**Work to complete**
Using the data below, determine the number of lines that include the string "shield". Write only that number.
───
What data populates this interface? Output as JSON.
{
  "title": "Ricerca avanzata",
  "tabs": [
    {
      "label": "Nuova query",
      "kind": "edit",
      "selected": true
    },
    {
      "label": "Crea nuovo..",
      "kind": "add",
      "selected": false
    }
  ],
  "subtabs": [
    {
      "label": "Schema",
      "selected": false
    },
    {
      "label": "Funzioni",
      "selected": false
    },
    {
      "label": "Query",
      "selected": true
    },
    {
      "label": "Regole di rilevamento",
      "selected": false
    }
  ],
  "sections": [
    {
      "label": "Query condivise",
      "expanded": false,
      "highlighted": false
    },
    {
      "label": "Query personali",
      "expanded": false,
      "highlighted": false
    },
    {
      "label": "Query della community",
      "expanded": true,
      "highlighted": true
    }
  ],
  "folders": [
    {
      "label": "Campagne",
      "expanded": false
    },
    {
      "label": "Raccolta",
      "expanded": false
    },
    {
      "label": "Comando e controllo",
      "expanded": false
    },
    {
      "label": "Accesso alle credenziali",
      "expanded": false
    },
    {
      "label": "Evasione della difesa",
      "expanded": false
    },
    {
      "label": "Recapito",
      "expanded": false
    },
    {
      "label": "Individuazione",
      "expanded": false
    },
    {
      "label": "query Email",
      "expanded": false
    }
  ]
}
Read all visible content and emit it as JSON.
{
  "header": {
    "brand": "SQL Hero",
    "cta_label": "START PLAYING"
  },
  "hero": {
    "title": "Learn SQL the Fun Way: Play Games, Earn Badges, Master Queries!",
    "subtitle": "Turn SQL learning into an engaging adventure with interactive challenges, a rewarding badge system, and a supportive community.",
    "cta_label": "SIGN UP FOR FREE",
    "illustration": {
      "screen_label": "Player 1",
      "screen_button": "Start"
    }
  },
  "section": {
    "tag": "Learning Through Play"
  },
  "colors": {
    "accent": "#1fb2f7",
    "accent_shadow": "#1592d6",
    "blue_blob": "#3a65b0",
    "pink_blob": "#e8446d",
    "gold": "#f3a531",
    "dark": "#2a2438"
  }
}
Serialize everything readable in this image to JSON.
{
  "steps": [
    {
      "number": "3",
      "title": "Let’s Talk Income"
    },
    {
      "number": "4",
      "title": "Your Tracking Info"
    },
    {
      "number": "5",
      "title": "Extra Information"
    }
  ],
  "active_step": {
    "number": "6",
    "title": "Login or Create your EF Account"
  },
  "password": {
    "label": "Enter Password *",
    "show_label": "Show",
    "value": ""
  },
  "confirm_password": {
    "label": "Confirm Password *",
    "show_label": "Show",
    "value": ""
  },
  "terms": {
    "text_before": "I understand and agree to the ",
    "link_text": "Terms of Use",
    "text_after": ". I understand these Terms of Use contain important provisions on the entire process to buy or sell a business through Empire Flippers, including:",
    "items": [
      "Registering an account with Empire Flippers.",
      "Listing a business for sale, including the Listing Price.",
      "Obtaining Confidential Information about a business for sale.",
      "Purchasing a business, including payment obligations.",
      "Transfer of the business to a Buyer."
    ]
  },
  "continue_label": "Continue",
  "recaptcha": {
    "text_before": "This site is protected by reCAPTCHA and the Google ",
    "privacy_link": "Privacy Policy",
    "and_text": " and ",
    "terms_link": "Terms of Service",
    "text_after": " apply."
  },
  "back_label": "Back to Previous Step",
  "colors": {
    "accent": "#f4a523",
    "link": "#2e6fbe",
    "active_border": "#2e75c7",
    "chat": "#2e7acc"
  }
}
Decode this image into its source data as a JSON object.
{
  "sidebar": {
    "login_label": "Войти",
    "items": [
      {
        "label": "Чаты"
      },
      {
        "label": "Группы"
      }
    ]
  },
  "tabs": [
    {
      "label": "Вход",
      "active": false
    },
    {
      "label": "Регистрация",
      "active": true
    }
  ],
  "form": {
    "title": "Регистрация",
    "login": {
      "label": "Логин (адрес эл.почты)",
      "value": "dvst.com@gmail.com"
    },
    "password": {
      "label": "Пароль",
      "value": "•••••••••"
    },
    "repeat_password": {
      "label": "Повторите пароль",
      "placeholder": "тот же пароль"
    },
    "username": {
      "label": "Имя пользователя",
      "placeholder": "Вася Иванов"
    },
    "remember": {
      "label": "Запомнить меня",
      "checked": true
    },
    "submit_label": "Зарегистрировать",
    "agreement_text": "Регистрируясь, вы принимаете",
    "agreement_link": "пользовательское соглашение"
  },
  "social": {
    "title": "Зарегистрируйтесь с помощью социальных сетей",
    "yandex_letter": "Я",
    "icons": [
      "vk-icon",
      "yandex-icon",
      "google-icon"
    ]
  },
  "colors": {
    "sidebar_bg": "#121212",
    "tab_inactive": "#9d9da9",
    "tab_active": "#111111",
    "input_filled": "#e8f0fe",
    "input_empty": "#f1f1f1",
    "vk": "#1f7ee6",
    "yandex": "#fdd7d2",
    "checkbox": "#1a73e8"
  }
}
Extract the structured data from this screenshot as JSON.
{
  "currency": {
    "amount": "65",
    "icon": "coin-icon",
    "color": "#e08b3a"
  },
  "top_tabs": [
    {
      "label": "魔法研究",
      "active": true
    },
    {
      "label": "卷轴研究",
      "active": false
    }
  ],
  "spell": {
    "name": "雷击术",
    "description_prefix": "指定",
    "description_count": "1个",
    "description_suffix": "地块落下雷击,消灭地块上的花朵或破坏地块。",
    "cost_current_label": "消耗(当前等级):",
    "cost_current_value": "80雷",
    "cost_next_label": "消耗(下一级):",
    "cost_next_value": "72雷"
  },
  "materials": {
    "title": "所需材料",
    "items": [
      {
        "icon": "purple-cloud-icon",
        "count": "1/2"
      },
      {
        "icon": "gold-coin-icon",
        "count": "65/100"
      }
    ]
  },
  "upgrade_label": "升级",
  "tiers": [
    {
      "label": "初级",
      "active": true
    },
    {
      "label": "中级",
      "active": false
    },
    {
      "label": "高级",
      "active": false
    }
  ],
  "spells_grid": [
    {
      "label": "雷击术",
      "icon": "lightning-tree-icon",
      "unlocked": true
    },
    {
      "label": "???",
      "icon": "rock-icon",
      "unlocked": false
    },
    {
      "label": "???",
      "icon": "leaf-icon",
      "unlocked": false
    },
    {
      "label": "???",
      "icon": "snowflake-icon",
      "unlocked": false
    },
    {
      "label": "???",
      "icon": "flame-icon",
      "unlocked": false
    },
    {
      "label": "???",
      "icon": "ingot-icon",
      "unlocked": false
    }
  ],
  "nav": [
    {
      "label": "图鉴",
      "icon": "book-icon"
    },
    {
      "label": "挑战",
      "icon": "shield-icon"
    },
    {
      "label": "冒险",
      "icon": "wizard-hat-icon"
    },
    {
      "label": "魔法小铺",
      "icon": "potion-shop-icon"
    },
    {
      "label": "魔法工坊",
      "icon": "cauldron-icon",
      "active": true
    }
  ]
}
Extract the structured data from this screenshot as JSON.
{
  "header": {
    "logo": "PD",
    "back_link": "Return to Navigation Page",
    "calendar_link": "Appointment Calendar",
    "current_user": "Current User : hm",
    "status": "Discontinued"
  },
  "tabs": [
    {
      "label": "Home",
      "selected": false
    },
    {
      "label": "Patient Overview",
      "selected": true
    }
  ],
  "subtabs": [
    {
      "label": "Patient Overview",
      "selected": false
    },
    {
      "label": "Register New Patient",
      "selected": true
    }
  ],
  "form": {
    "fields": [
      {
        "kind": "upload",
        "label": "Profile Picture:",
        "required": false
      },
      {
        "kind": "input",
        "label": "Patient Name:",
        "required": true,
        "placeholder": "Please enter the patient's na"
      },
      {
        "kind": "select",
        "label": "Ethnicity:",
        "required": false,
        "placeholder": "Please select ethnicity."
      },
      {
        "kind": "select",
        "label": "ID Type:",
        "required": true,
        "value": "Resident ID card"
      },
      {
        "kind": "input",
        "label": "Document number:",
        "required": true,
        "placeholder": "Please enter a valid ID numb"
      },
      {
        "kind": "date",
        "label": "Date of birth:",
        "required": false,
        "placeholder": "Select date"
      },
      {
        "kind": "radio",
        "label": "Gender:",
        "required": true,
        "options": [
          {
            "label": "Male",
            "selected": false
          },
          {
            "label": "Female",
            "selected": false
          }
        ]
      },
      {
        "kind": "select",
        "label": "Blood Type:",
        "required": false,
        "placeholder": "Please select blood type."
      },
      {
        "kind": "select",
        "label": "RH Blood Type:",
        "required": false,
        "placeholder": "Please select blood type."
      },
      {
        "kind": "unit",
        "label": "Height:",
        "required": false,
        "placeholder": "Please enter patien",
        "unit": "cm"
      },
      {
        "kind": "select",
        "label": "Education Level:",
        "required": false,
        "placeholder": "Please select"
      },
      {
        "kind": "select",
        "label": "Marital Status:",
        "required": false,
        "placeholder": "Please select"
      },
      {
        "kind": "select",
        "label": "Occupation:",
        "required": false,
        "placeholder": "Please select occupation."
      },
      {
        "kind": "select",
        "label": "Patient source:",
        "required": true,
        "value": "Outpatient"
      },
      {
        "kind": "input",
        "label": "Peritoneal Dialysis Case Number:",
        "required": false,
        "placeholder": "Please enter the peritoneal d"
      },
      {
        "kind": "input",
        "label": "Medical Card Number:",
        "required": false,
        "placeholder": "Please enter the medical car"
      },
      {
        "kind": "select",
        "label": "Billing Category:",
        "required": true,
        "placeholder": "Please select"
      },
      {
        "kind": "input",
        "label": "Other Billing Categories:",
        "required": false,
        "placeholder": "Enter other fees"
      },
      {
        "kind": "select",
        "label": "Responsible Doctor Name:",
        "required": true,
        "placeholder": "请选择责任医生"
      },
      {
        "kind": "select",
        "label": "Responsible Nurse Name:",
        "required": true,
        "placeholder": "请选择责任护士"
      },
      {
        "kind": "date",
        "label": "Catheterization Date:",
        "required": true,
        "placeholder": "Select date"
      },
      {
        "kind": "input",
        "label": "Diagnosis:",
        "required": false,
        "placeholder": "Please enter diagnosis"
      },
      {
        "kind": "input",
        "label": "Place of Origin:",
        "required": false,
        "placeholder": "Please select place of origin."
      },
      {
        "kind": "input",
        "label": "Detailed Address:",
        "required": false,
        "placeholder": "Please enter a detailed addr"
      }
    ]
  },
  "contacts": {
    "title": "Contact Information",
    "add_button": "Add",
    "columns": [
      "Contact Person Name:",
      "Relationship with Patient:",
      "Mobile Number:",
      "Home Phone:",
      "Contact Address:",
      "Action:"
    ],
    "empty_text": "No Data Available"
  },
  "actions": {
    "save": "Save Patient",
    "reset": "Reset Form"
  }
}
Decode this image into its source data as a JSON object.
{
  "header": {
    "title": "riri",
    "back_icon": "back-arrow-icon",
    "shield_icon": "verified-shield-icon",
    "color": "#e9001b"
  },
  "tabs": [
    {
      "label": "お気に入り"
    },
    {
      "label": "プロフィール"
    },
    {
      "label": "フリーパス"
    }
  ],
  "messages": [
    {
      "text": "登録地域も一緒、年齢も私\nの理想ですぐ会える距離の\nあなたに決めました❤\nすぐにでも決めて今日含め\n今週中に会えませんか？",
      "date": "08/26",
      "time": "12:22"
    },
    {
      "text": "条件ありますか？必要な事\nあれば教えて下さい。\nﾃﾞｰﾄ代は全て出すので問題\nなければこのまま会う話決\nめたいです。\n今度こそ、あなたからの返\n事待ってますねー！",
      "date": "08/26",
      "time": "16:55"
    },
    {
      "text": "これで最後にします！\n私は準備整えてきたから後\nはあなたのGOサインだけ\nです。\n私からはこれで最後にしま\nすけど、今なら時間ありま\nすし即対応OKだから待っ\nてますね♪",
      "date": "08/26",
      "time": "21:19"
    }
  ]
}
───
**Problem solution**
2